In this exercise, reproduce all the entries that follow exactly.

========================

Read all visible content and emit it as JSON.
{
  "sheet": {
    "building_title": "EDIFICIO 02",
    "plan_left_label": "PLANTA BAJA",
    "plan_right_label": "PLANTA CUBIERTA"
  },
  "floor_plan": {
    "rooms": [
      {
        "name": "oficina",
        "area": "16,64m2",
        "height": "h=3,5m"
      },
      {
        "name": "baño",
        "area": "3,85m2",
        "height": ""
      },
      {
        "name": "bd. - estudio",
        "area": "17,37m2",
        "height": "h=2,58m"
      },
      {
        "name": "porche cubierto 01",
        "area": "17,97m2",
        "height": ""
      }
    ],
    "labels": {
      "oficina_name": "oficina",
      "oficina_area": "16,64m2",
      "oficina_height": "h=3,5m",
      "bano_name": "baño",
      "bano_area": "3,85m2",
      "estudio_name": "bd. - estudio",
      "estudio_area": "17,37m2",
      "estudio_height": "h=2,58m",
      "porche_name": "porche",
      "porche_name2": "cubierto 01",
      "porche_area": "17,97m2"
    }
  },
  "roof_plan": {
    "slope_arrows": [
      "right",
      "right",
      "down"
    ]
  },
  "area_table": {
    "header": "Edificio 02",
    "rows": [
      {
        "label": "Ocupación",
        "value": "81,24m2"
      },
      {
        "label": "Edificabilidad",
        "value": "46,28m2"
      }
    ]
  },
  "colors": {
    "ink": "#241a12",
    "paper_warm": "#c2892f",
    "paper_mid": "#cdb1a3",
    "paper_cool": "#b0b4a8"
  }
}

========================

→ Complete answer:
Read all visible content and emit it as JSON.
{
  "sheet": {
    "building_title": "EDIFICIO 02",
    "plan_left_label": "PLANTA BAJA",
    "plan_right_label": "PLANTA CUBIERTA"
  },
  "floor_plan": {
    "rooms": [
      {
        "name": "oficina",
        "area": "16,64m2",
        "height": "h=3,5m"
      },
      {
        "name": "baño",
        "area": "3,85m2",
        "height": ""
      },
      {
        "name": "bd. - estudio",
        "area": "17,37m2",
        "height": "h=2,58m"
      },
      {
        "name": "porche cubierto 01",
        "area": "17,97m2",
        "height": ""
      }
    ],
    "labels": {
      "oficina_name": "oficina",
      "oficina_area": "16,64m2",
      "oficina_height": "h=3,5m",
      "bano_name": "baño",
      "bano_area": "3,85m2",
      "estudio_name": "bd. - estudio",
      "estudio_area": "17,37m2",
      "estudio_height": "h=2,58m",
      "porche_name": "porche",
      "porche_name2": "cubierto 01",
      "porche_area": "17,97m2"
    }
  },
  "roof_plan": {
    "slope_arrows": [
      "right",
      "right",
      "down"
    ]
  },
  "area_table": {
    "header": "Edificio 02",
    "rows": [
      {
        "label": "Ocupación",
        "value": "81,24m2"
      },
      {
        "label": "Edificabilidad",
        "value": "46,28m2"
      }
    ]
  },
  "colors": {
    "ink": "#241a12",
    "paper_warm": "#c2892f",
    "paper_mid": "#cdb1a3",
    "paper_cool": "#b0b4a8"
  }
}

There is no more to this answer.